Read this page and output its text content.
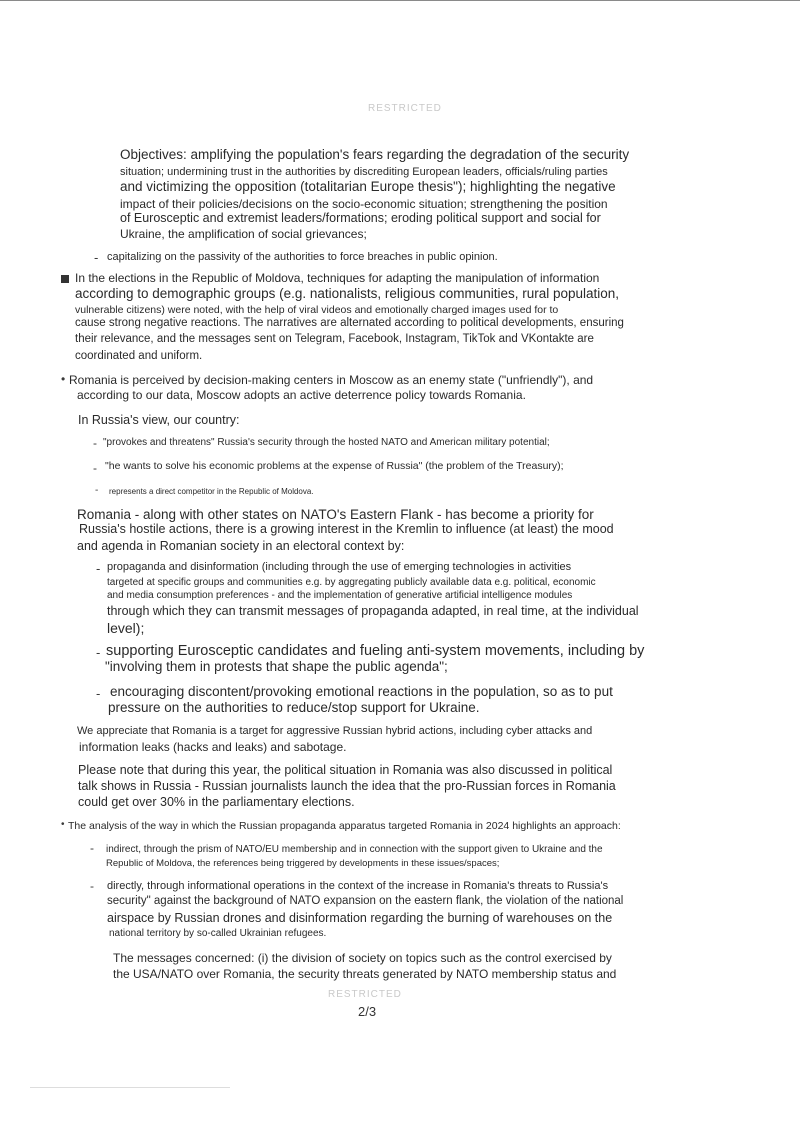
RESTRICTED
Objectives: amplifying the population's fears regarding the degradation of the security
situation; undermining trust in the authorities by discrediting European leaders, officials/ruling parties
and victimizing the opposition (totalitarian Europe thesis"); highlighting the negative
impact of their policies/decisions on the socio-economic situation; strengthening the position
of Eurosceptic and extremist leaders/formations; eroding political support and social for
Ukraine, the amplification of social grievances;
- capitalizing on the passivity of the authorities to force breaches in public opinion.
In the elections in the Republic of Moldova, techniques for adapting the manipulation of information
according to demographic groups (e.g. nationalists, religious communities, rural population,
vulnerable citizens) were noted, with the help of viral videos and emotionally charged images used for to
cause strong negative reactions. The narratives are alternated according to political developments, ensuring
their relevance, and the messages sent on Telegram, Facebook, Instagram, TikTok and VKontakte are
coordinated and uniform.
• Romania is perceived by decision-making centers in Moscow as an enemy state ("unfriendly"), and
according to our data, Moscow adopts an active deterrence policy towards Romania.
In Russia's view, our country:
- "provokes and threatens" Russia's security through the hosted NATO and American military potential;
- "he wants to solve his economic problems at the expense of Russia" (the problem of the Treasury);
- represents a direct competitor in the Republic of Moldova.
Romania - along with other states on NATO's Eastern Flank - has become a priority for
Russia's hostile actions, there is a growing interest in the Kremlin to influence (at least) the mood
and agenda in Romanian society in an electoral context by:
- propaganda and disinformation (including through the use of emerging technologies in activities
targeted at specific groups and communities e.g. by aggregating publicly available data e.g. political, economic
and media consumption preferences - and the implementation of generative artificial intelligence modules
through which they can transmit messages of propaganda adapted, in real time, at the individual
level);
- supporting Eurosceptic candidates and fueling anti-system movements, including by
"involving them in protests that shape the public agenda";
- encouraging discontent/provoking emotional reactions in the population, so as to put
pressure on the authorities to reduce/stop support for Ukraine.
We appreciate that Romania is a target for aggressive Russian hybrid actions, including cyber attacks and
information leaks (hacks and leaks) and sabotage.
Please note that during this year, the political situation in Romania was also discussed in political
talk shows in Russia - Russian journalists launch the idea that the pro-Russian forces in Romania
could get over 30% in the parliamentary elections.
• The analysis of the way in which the Russian propaganda apparatus targeted Romania in 2024 highlights an approach:
- indirect, through the prism of NATO/EU membership and in connection with the support given to Ukraine and the
Republic of Moldova, the references being triggered by developments in these issues/spaces;
- directly, through informational operations in the context of the increase in Romania's threats to Russia's
security" against the background of NATO expansion on the eastern flank, the violation of the national
airspace by Russian drones and disinformation regarding the burning of warehouses on the
national territory by so-called Ukrainian refugees.
The messages concerned: (i) the division of society on topics such as the control exercised by
the USA/NATO over Romania, the security threats generated by NATO membership status and
RESTRICTED
2/3
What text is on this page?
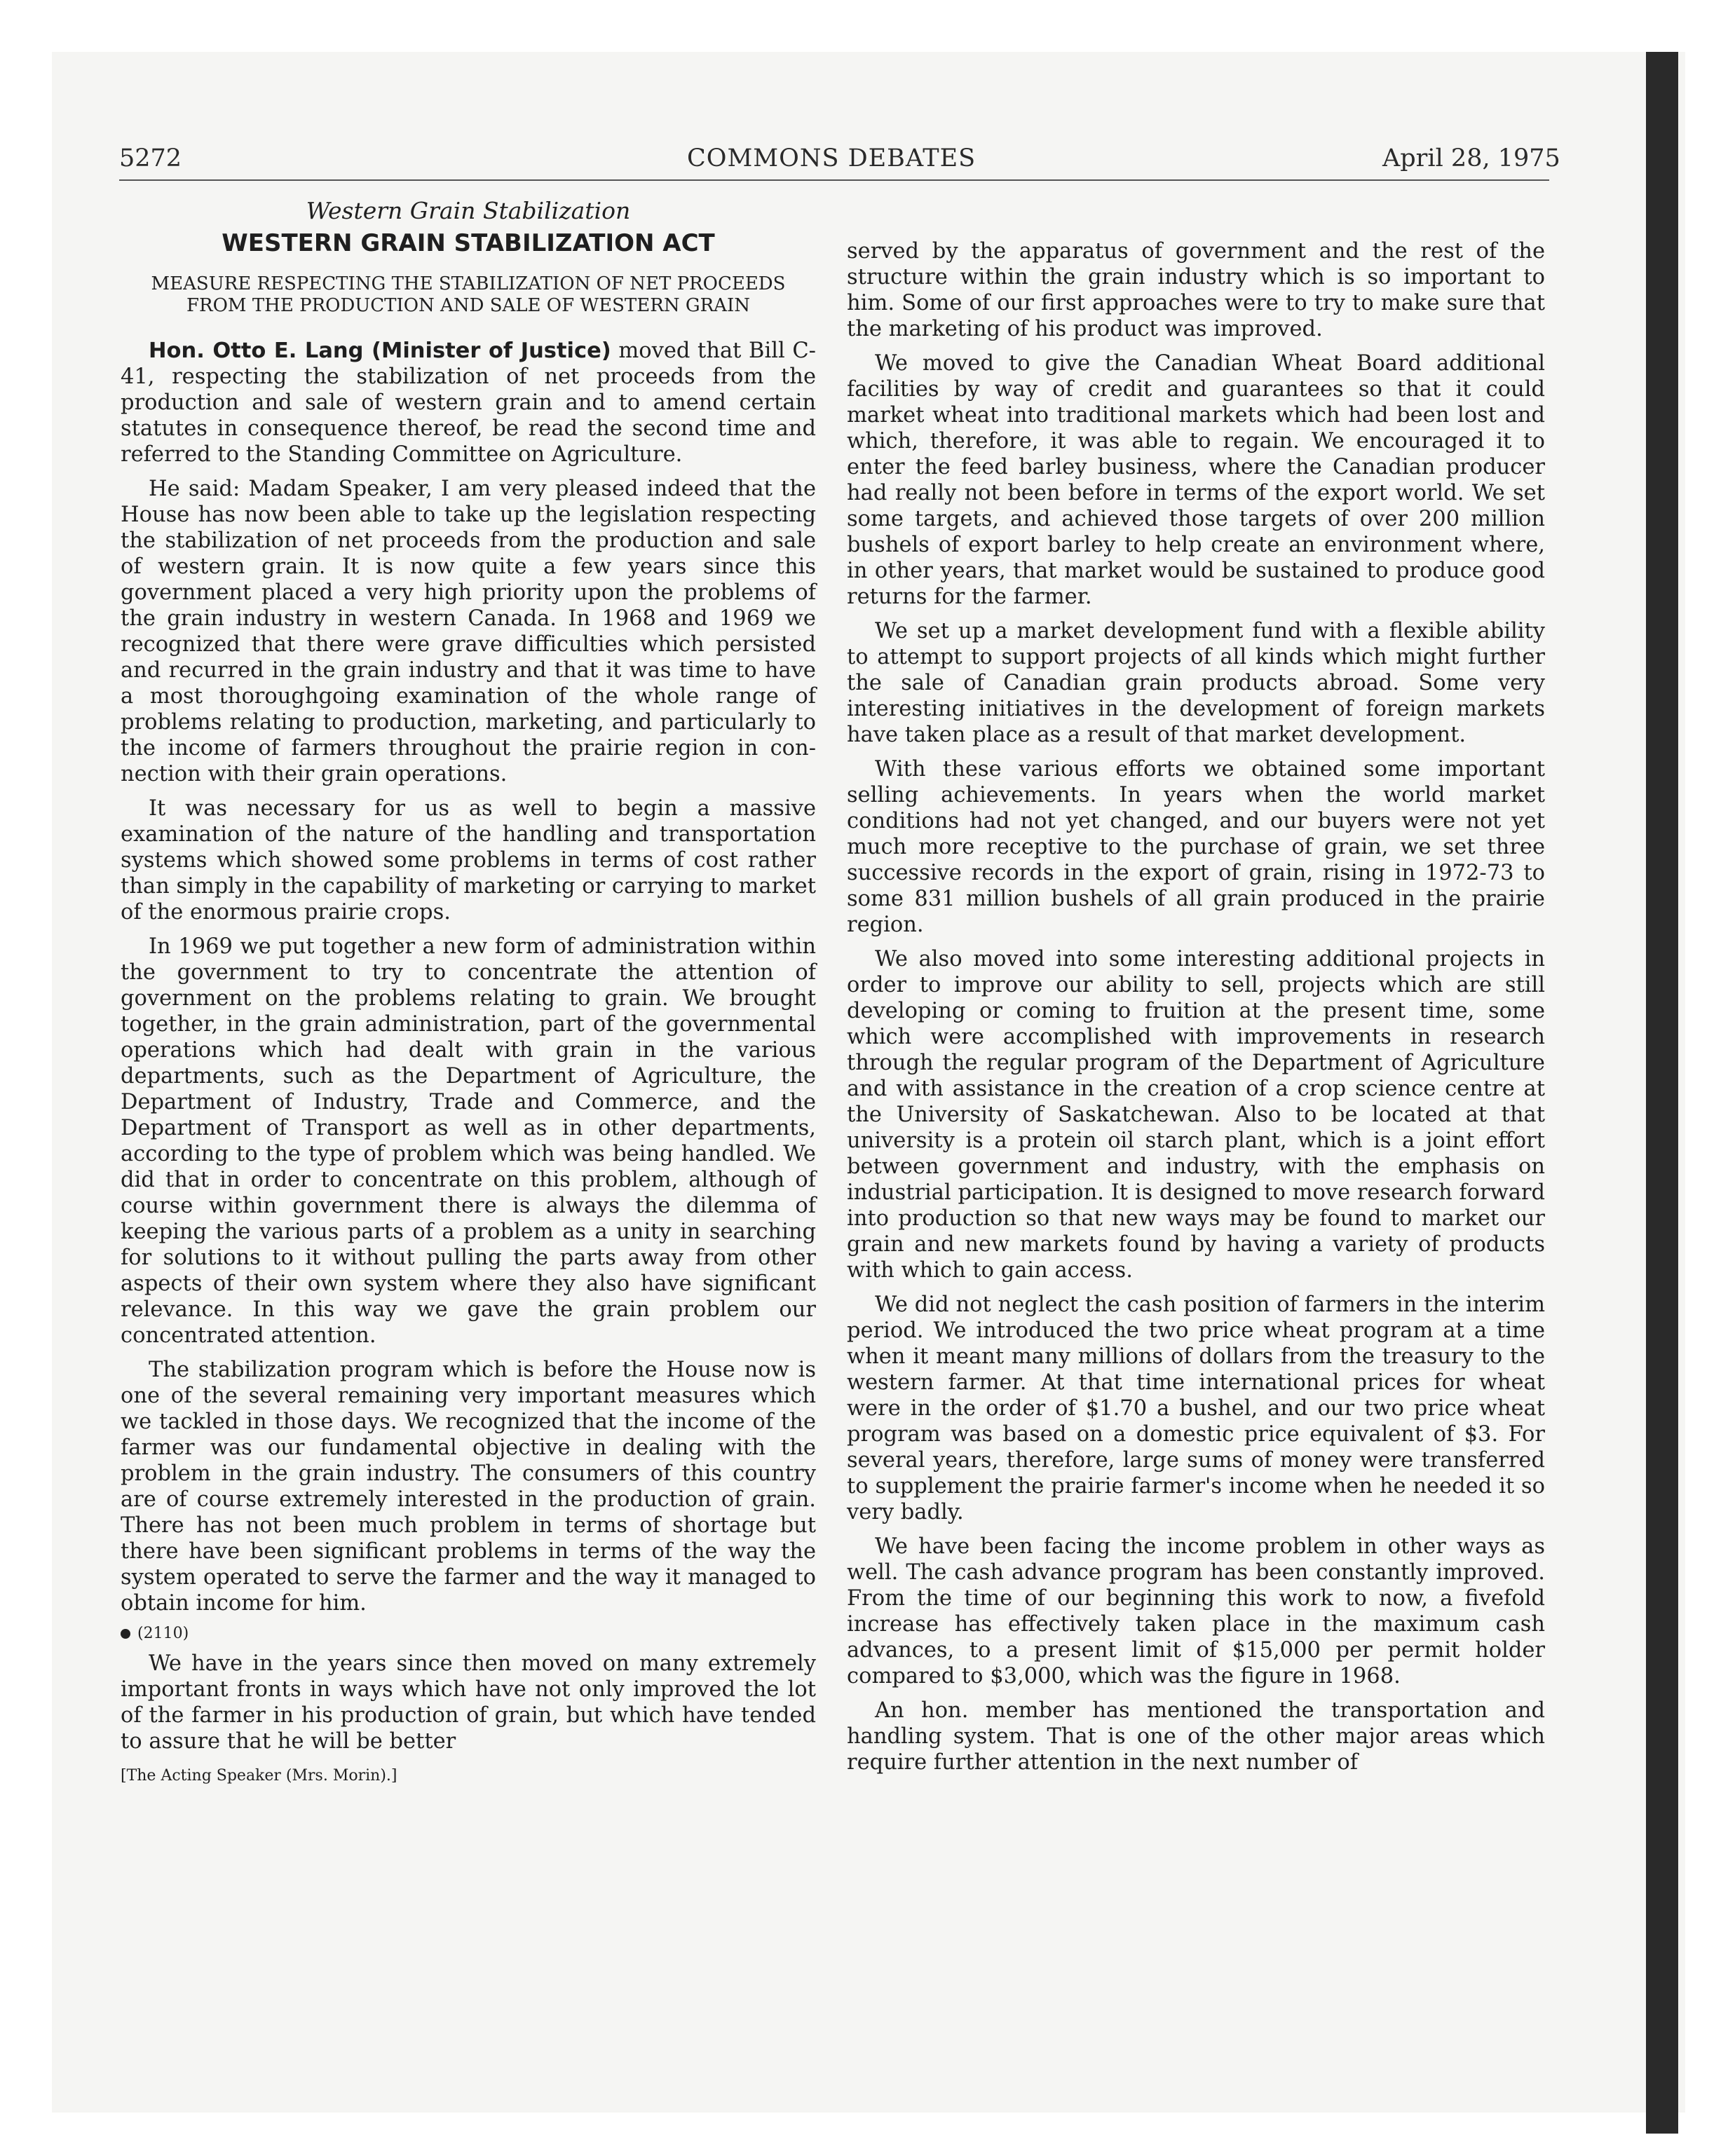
5272	COMMONS DEBATES	April 28, 1975
Western Grain Stabilization
WESTERN GRAIN STABILIZATION ACT
MEASURE RESPECTING THE STABILIZATION OF NET PROCEEDS FROM THE PRODUCTION AND SALE OF WESTERN GRAIN

Hon. Otto E. Lang (Minister of Justice) moved that Bill C-41, respecting the stabilization of net proceeds from the production and sale of western grain and to amend certain statutes in consequence thereof, be read the second time and referred to the Standing Committee on Agriculture.

He said: Madam Speaker, I am very pleased indeed that the House has now been able to take up the legislation respecting the stabilization of net proceeds from the production and sale of western grain. It is now quite a few years since this government placed a very high priority upon the problems of the grain industry in western Canada. In 1968 and 1969 we recognized that there were grave difficulties which persisted and recurred in the grain industry and that it was time to have a most thoroughgoing examination of the whole range of problems relating to production, marketing, and particularly to the income of farmers throughout the prairie region in connection with their grain operations.

It was necessary for us as well to begin a massive examination of the nature of the handling and transportation systems which showed some problems in terms of cost rather than simply in the capability of marketing or carrying to market of the enormous prairie crops.

In 1969 we put together a new form of administration within the government to try to concentrate the attention of government on the problems relating to grain. We brought together, in the grain administration, part of the governmental operations which had dealt with grain in the various departments, such as the Department of Agriculture, the Department of Industry, Trade and Commerce, and the Department of Transport as well as in other departments, according to the type of problem which was being handled. We did that in order to concentrate on this problem, although of course within government there is always the dilemma of keeping the various parts of a problem as a unity in searching for solutions to it without pulling the parts away from other aspects of their own system where they also have significant relevance. In this way we gave the grain problem our concentrated attention.

The stabilization program which is before the House now is one of the several remaining very important measures which we tackled in those days. We recognized that the income of the farmer was our fundamental objective in dealing with the problem in the grain industry. The consumers of this country are of course extremely interested in the production of grain. There has not been much problem in terms of shortage but there have been significant problems in terms of the way the system operated to serve the farmer and the way it managed to obtain income for him.

(2110)

We have in the years since then moved on many extremely important fronts in ways which have not only improved the lot of the farmer in his production of grain, but which have tended to assure that he will be better

[The Acting Speaker (Mrs. Morin).]

served by the apparatus of government and the rest of the structure within the grain industry which is so important to him. Some of our first approaches were to try to make sure that the marketing of his product was improved.

We moved to give the Canadian Wheat Board additional facilities by way of credit and guarantees so that it could market wheat into traditional markets which had been lost and which, therefore, it was able to regain. We encouraged it to enter the feed barley business, where the Canadian producer had really not been before in terms of the export world. We set some targets, and achieved those targets of over 200 million bushels of export barley to help create an environment where, in other years, that market would be sustained to produce good returns for the farmer.

We set up a market development fund with a flexible ability to attempt to support projects of all kinds which might further the sale of Canadian grain products abroad. Some very interesting initiatives in the development of foreign markets have taken place as a result of that market development.

With these various efforts we obtained some important selling achievements. In years when the world market conditions had not yet changed, and our buyers were not yet much more receptive to the purchase of grain, we set three successive records in the export of grain, rising in 1972-73 to some 831 million bushels of all grain produced in the prairie region.

We also moved into some interesting additional projects in order to improve our ability to sell, projects which are still developing or coming to fruition at the present time, some which were accomplished with improvements in research through the regular program of the Department of Agriculture and with assistance in the creation of a crop science centre at the University of Saskatchewan. Also to be located at that university is a protein oil starch plant, which is a joint effort between government and industry, with the emphasis on industrial participation. It is designed to move research forward into production so that new ways may be found to market our grain and new markets found by having a variety of products with which to gain access.

We did not neglect the cash position of farmers in the interim period. We introduced the two price wheat program at a time when it meant many millions of dollars from the treasury to the western farmer. At that time international prices for wheat were in the order of $1.70 a bushel, and our two price wheat program was based on a domestic price equivalent of $3. For several years, therefore, large sums of money were transferred to supplement the prairie farmer's income when he needed it so very badly.

We have been facing the income problem in other ways as well. The cash advance program has been constantly improved. From the time of our beginning this work to now, a fivefold increase has effectively taken place in the maximum cash advances, to a present limit of $15,000 per permit holder compared to $3,000, which was the figure in 1968.

An hon. member has mentioned the transportation and handling system. That is one of the other major areas which require further attention in the next number of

++++++++++

__WHAT YOU HAVE TO DO__
Gather all lines from the records above in which "Russian" appears.

__SOLUTION__
We appreciate that Romania is a target for aggressive Russian hybrid actions, including cyber attacks and
talk shows in Russia - Russian journalists launch the idea that the pro-Russian forces in Romania
• The analysis of the way in which the Russian propaganda apparatus targeted Romania in 2024 highlights an approach:
airspace by Russian drones and disinformation regarding the burning of warehouses on the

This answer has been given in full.